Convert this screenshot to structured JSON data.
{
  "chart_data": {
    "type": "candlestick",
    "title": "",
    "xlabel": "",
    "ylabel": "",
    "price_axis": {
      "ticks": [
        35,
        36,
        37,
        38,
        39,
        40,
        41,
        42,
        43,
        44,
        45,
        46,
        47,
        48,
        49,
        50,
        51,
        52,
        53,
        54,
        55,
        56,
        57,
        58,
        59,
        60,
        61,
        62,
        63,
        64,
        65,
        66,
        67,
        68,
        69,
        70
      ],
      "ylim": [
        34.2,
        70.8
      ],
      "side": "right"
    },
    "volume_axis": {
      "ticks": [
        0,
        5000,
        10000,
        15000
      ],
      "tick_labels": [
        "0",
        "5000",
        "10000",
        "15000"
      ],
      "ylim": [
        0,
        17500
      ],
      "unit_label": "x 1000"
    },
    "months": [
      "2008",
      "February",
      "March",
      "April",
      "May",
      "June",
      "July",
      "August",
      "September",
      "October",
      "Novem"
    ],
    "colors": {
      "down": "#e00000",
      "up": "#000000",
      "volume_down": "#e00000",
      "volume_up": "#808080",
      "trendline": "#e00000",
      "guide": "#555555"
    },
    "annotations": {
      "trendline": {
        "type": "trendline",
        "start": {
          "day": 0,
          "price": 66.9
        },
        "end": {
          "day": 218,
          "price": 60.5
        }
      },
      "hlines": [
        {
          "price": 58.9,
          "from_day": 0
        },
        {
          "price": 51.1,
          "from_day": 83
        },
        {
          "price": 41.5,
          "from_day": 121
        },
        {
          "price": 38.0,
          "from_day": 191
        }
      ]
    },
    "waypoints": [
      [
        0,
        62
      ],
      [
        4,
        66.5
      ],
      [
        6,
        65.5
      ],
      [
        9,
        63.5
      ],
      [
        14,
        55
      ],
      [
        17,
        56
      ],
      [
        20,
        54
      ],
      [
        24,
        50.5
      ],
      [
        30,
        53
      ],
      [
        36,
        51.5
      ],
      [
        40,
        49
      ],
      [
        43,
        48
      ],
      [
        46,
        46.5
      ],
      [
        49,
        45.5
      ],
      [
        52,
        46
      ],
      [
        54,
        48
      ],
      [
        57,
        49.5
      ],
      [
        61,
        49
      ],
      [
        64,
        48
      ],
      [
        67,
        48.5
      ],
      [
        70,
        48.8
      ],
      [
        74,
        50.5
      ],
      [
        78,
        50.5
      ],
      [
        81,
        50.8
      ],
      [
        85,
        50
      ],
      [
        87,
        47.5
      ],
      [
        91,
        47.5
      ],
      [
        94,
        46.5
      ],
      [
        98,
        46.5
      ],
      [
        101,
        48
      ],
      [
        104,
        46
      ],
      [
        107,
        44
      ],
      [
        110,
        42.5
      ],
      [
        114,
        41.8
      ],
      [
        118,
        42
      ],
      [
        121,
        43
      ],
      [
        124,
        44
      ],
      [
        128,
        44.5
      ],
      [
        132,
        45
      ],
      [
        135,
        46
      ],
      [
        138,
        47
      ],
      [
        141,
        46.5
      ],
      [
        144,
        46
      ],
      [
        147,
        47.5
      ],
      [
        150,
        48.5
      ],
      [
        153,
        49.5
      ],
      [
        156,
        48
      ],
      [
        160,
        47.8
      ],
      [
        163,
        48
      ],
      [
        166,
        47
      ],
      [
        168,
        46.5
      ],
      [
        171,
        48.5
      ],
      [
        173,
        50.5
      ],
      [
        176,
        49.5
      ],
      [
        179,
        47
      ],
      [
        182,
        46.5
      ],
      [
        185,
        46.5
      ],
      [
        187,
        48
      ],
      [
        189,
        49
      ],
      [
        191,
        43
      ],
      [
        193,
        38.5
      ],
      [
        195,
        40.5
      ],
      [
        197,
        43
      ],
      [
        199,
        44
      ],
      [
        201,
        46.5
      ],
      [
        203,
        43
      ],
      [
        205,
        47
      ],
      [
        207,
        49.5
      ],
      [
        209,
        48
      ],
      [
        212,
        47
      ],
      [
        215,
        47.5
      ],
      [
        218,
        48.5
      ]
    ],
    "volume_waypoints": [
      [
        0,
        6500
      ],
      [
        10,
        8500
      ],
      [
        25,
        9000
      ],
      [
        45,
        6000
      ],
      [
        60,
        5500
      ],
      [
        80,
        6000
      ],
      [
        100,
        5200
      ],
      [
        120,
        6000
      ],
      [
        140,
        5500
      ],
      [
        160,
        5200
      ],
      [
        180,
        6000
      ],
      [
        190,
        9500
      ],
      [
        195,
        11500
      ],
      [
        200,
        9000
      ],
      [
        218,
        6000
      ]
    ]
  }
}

|---|

STATED EXERCISE: Reproduce the complete data exactly as presented above.

FINISHED TASK:
Convert this screenshot to structured JSON data.
{
  "chart_data": {
    "type": "candlestick",
    "title": "",
    "xlabel": "",
    "ylabel": "",
    "price_axis": {
      "ticks": [
        35,
        36,
        37,
        38,
        39,
        40,
        41,
        42,
        43,
        44,
        45,
        46,
        47,
        48,
        49,
        50,
        51,
        52,
        53,
        54,
        55,
        56,
        57,
        58,
        59,
        60,
        61,
        62,
        63,
        64,
        65,
        66,
        67,
        68,
        69,
        70
      ],
      "ylim": [
        34.2,
        70.8
      ],
      "side": "right"
    },
    "volume_axis": {
      "ticks": [
        0,
        5000,
        10000,
        15000
      ],
      "tick_labels": [
        "0",
        "5000",
        "10000",
        "15000"
      ],
      "ylim": [
        0,
        17500
      ],
      "unit_label": "x 1000"
    },
    "months": [
      "2008",
      "February",
      "March",
      "April",
      "May",
      "June",
      "July",
      "August",
      "September",
      "October",
      "Novem"
    ],
    "colors": {
      "down": "#e00000",
      "up": "#000000",
      "volume_down": "#e00000",
      "volume_up": "#808080",
      "trendline": "#e00000",
      "guide": "#555555"
    },
    "annotations": {
      "trendline": {
        "type": "trendline",
        "start": {
          "day": 0,
          "price": 66.9
        },
        "end": {
          "day": 218,
          "price": 60.5
        }
      },
      "hlines": [
        {
          "price": 58.9,
          "from_day": 0
        },
        {
          "price": 51.1,
          "from_day": 83
        },
        {
          "price": 41.5,
          "from_day": 121
        },
        {
          "price": 38.0,
          "from_day": 191
        }
      ]
    },
    "waypoints": [
      [
        0,
        62
      ],
      [
        4,
        66.5
      ],
      [
        6,
        65.5
      ],
      [
        9,
        63.5
      ],
      [
        14,
        55
      ],
      [
        17,
        56
      ],
      [
        20,
        54
      ],
      [
        24,
        50.5
      ],
      [
        30,
        53
      ],
      [
        36,
        51.5
      ],
      [
        40,
        49
      ],
      [
        43,
        48
      ],
      [
        46,
        46.5
      ],
      [
        49,
        45.5
      ],
      [
        52,
        46
      ],
      [
        54,
        48
      ],
      [
        57,
        49.5
      ],
      [
        61,
        49
      ],
      [
        64,
        48
      ],
      [
        67,
        48.5
      ],
      [
        70,
        48.8
      ],
      [
        74,
        50.5
      ],
      [
        78,
        50.5
      ],
      [
        81,
        50.8
      ],
      [
        85,
        50
      ],
      [
        87,
        47.5
      ],
      [
        91,
        47.5
      ],
      [
        94,
        46.5
      ],
      [
        98,
        46.5
      ],
      [
        101,
        48
      ],
      [
        104,
        46
      ],
      [
        107,
        44
      ],
      [
        110,
        42.5
      ],
      [
        114,
        41.8
      ],
      [
        118,
        42
      ],
      [
        121,
        43
      ],
      [
        124,
        44
      ],
      [
        128,
        44.5
      ],
      [
        132,
        45
      ],
      [
        135,
        46
      ],
      [
        138,
        47
      ],
      [
        141,
        46.5
      ],
      [
        144,
        46
      ],
      [
        147,
        47.5
      ],
      [
        150,
        48.5
      ],
      [
        153,
        49.5
      ],
      [
        156,
        48
      ],
      [
        160,
        47.8
      ],
      [
        163,
        48
      ],
      [
        166,
        47
      ],
      [
        168,
        46.5
      ],
      [
        171,
        48.5
      ],
      [
        173,
        50.5
      ],
      [
        176,
        49.5
      ],
      [
        179,
        47
      ],
      [
        182,
        46.5
      ],
      [
        185,
        46.5
      ],
      [
        187,
        48
      ],
      [
        189,
        49
      ],
      [
        191,
        43
      ],
      [
        193,
        38.5
      ],
      [
        195,
        40.5
      ],
      [
        197,
        43
      ],
      [
        199,
        44
      ],
      [
        201,
        46.5
      ],
      [
        203,
        43
      ],
      [
        205,
        47
      ],
      [
        207,
        49.5
      ],
      [
        209,
        48
      ],
      [
        212,
        47
      ],
      [
        215,
        47.5
      ],
      [
        218,
        48.5
      ]
    ],
    "volume_waypoints": [
      [
        0,
        6500
      ],
      [
        10,
        8500
      ],
      [
        25,
        9000
      ],
      [
        45,
        6000
      ],
      [
        60,
        5500
      ],
      [
        80,
        6000
      ],
      [
        100,
        5200
      ],
      [
        120,
        6000
      ],
      [
        140,
        5500
      ],
      [
        160,
        5200
      ],
      [
        180,
        6000
      ],
      [
        190,
        9500
      ],
      [
        195,
        11500
      ],
      [
        200,
        9000
      ],
      [
        218,
        6000
      ]
    ]
  }
}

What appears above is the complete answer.